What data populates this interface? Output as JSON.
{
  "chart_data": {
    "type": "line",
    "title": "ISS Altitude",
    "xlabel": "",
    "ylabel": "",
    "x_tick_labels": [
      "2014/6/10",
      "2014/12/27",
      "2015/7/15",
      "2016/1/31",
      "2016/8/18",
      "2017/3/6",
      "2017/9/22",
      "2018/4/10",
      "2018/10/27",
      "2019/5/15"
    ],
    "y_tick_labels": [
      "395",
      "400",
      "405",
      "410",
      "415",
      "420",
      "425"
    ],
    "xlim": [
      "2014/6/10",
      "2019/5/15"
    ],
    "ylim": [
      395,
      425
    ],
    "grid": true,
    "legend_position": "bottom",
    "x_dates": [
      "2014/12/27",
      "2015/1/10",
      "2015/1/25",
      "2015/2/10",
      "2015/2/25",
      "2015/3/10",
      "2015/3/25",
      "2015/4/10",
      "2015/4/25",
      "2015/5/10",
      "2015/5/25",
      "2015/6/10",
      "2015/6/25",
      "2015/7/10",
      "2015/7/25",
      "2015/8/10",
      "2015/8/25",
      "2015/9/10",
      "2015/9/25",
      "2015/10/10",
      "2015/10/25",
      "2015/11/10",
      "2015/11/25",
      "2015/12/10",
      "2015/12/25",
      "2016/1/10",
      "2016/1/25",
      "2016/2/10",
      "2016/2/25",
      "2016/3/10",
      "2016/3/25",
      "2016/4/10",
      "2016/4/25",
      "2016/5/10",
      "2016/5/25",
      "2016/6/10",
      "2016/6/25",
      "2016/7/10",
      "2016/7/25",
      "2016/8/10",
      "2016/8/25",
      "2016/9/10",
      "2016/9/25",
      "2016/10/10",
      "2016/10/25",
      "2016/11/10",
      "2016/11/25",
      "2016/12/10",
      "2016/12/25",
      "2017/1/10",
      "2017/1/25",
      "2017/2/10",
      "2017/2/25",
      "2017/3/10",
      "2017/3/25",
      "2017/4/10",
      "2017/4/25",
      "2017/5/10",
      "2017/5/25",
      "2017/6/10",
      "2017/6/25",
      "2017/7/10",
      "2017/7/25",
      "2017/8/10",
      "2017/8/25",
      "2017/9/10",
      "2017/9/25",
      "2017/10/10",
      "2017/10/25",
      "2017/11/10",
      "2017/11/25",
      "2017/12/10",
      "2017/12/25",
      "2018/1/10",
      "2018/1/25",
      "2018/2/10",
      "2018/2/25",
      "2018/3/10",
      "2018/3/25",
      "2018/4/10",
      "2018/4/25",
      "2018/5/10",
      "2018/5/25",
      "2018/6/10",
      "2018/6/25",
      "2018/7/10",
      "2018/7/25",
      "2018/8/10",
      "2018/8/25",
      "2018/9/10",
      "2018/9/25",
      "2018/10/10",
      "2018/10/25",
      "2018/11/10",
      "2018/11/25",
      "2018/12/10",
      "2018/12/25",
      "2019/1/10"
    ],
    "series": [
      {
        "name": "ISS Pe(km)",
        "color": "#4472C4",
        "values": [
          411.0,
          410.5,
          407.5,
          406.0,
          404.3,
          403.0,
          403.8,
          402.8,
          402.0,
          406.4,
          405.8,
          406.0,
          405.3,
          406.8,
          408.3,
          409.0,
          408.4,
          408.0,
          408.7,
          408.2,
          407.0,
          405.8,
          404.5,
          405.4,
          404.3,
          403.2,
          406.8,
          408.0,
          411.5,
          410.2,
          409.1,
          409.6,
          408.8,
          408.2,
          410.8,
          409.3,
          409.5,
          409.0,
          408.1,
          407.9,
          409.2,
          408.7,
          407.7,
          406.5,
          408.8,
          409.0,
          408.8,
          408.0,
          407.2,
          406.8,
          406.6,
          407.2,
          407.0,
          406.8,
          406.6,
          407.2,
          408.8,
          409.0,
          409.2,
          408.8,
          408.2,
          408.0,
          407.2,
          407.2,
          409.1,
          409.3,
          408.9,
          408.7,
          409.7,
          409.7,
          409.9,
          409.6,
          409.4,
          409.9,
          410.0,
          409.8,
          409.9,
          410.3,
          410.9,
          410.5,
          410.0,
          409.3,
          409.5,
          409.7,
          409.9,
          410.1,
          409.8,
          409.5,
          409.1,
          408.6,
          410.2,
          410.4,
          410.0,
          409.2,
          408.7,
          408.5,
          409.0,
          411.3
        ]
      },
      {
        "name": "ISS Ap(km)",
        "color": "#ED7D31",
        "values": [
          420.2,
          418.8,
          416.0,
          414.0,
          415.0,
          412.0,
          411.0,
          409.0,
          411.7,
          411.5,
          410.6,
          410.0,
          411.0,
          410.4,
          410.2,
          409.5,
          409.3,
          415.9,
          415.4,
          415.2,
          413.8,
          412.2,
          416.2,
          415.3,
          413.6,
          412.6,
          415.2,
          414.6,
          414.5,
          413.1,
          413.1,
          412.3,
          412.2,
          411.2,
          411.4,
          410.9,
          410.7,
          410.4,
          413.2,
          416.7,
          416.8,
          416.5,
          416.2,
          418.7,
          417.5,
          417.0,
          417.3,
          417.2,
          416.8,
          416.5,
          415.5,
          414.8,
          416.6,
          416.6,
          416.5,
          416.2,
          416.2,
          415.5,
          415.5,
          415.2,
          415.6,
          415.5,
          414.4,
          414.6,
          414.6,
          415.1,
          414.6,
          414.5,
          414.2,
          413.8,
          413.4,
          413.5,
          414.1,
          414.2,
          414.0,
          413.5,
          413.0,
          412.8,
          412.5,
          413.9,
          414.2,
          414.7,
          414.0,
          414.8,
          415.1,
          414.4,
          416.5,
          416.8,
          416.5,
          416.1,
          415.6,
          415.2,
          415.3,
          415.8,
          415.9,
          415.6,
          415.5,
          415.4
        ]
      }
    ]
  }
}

### Short exercise
Each record above must be given again exactly.

### Expected output
What data populates this interface? Output as JSON.
{
  "chart_data": {
    "type": "line",
    "title": "ISS Altitude",
    "xlabel": "",
    "ylabel": "",
    "x_tick_labels": [
      "2014/6/10",
      "2014/12/27",
      "2015/7/15",
      "2016/1/31",
      "2016/8/18",
      "2017/3/6",
      "2017/9/22",
      "2018/4/10",
      "2018/10/27",
      "2019/5/15"
    ],
    "y_tick_labels": [
      "395",
      "400",
      "405",
      "410",
      "415",
      "420",
      "425"
    ],
    "xlim": [
      "2014/6/10",
      "2019/5/15"
    ],
    "ylim": [
      395,
      425
    ],
    "grid": true,
    "legend_position": "bottom",
    "x_dates": [
      "2014/12/27",
      "2015/1/10",
      "2015/1/25",
      "2015/2/10",
      "2015/2/25",
      "2015/3/10",
      "2015/3/25",
      "2015/4/10",
      "2015/4/25",
      "2015/5/10",
      "2015/5/25",
      "2015/6/10",
      "2015/6/25",
      "2015/7/10",
      "2015/7/25",
      "2015/8/10",
      "2015/8/25",
      "2015/9/10",
      "2015/9/25",
      "2015/10/10",
      "2015/10/25",
      "2015/11/10",
      "2015/11/25",
      "2015/12/10",
      "2015/12/25",
      "2016/1/10",
      "2016/1/25",
      "2016/2/10",
      "2016/2/25",
      "2016/3/10",
      "2016/3/25",
      "2016/4/10",
      "2016/4/25",
      "2016/5/10",
      "2016/5/25",
      "2016/6/10",
      "2016/6/25",
      "2016/7/10",
      "2016/7/25",
      "2016/8/10",
      "2016/8/25",
      "2016/9/10",
      "2016/9/25",
      "2016/10/10",
      "2016/10/25",
      "2016/11/10",
      "2016/11/25",
      "2016/12/10",
      "2016/12/25",
      "2017/1/10",
      "2017/1/25",
      "2017/2/10",
      "2017/2/25",
      "2017/3/10",
      "2017/3/25",
      "2017/4/10",
      "2017/4/25",
      "2017/5/10",
      "2017/5/25",
      "2017/6/10",
      "2017/6/25",
      "2017/7/10",
      "2017/7/25",
      "2017/8/10",
      "2017/8/25",
      "2017/9/10",
      "2017/9/25",
      "2017/10/10",
      "2017/10/25",
      "2017/11/10",
      "2017/11/25",
      "2017/12/10",
      "2017/12/25",
      "2018/1/10",
      "2018/1/25",
      "2018/2/10",
      "2018/2/25",
      "2018/3/10",
      "2018/3/25",
      "2018/4/10",
      "2018/4/25",
      "2018/5/10",
      "2018/5/25",
      "2018/6/10",
      "2018/6/25",
      "2018/7/10",
      "2018/7/25",
      "2018/8/10",
      "2018/8/25",
      "2018/9/10",
      "2018/9/25",
      "2018/10/10",
      "2018/10/25",
      "2018/11/10",
      "2018/11/25",
      "2018/12/10",
      "2018/12/25",
      "2019/1/10"
    ],
    "series": [
      {
        "name": "ISS Pe(km)",
        "color": "#4472C4",
        "values": [
          411.0,
          410.5,
          407.5,
          406.0,
          404.3,
          403.0,
          403.8,
          402.8,
          402.0,
          406.4,
          405.8,
          406.0,
          405.3,
          406.8,
          408.3,
          409.0,
          408.4,
          408.0,
          408.7,
          408.2,
          407.0,
          405.8,
          404.5,
          405.4,
          404.3,
          403.2,
          406.8,
          408.0,
          411.5,
          410.2,
          409.1,
          409.6,
          408.8,
          408.2,
          410.8,
          409.3,
          409.5,
          409.0,
          408.1,
          407.9,
          409.2,
          408.7,
          407.7,
          406.5,
          408.8,
          409.0,
          408.8,
          408.0,
          407.2,
          406.8,
          406.6,
          407.2,
          407.0,
          406.8,
          406.6,
          407.2,
          408.8,
          409.0,
          409.2,
          408.8,
          408.2,
          408.0,
          407.2,
          407.2,
          409.1,
          409.3,
          408.9,
          408.7,
          409.7,
          409.7,
          409.9,
          409.6,
          409.4,
          409.9,
          410.0,
          409.8,
          409.9,
          410.3,
          410.9,
          410.5,
          410.0,
          409.3,
          409.5,
          409.7,
          409.9,
          410.1,
          409.8,
          409.5,
          409.1,
          408.6,
          410.2,
          410.4,
          410.0,
          409.2,
          408.7,
          408.5,
          409.0,
          411.3
        ]
      },
      {
        "name": "ISS Ap(km)",
        "color": "#ED7D31",
        "values": [
          420.2,
          418.8,
          416.0,
          414.0,
          415.0,
          412.0,
          411.0,
          409.0,
          411.7,
          411.5,
          410.6,
          410.0,
          411.0,
          410.4,
          410.2,
          409.5,
          409.3,
          415.9,
          415.4,
          415.2,
          413.8,
          412.2,
          416.2,
          415.3,
          413.6,
          412.6,
          415.2,
          414.6,
          414.5,
          413.1,
          413.1,
          412.3,
          412.2,
          411.2,
          411.4,
          410.9,
          410.7,
          410.4,
          413.2,
          416.7,
          416.8,
          416.5,
          416.2,
          418.7,
          417.5,
          417.0,
          417.3,
          417.2,
          416.8,
          416.5,
          415.5,
          414.8,
          416.6,
          416.6,
          416.5,
          416.2,
          416.2,
          415.5,
          415.5,
          415.2,
          415.6,
          415.5,
          414.4,
          414.6,
          414.6,
          415.1,
          414.6,
          414.5,
          414.2,
          413.8,
          413.4,
          413.5,
          414.1,
          414.2,
          414.0,
          413.5,
          413.0,
          412.8,
          412.5,
          413.9,
          414.2,
          414.7,
          414.0,
          414.8,
          415.1,
          414.4,
          416.5,
          416.8,
          416.5,
          416.1,
          415.6,
          415.2,
          415.3,
          415.8,
          415.9,
          415.6,
          415.5,
          415.4
        ]
      }
    ]
  }
}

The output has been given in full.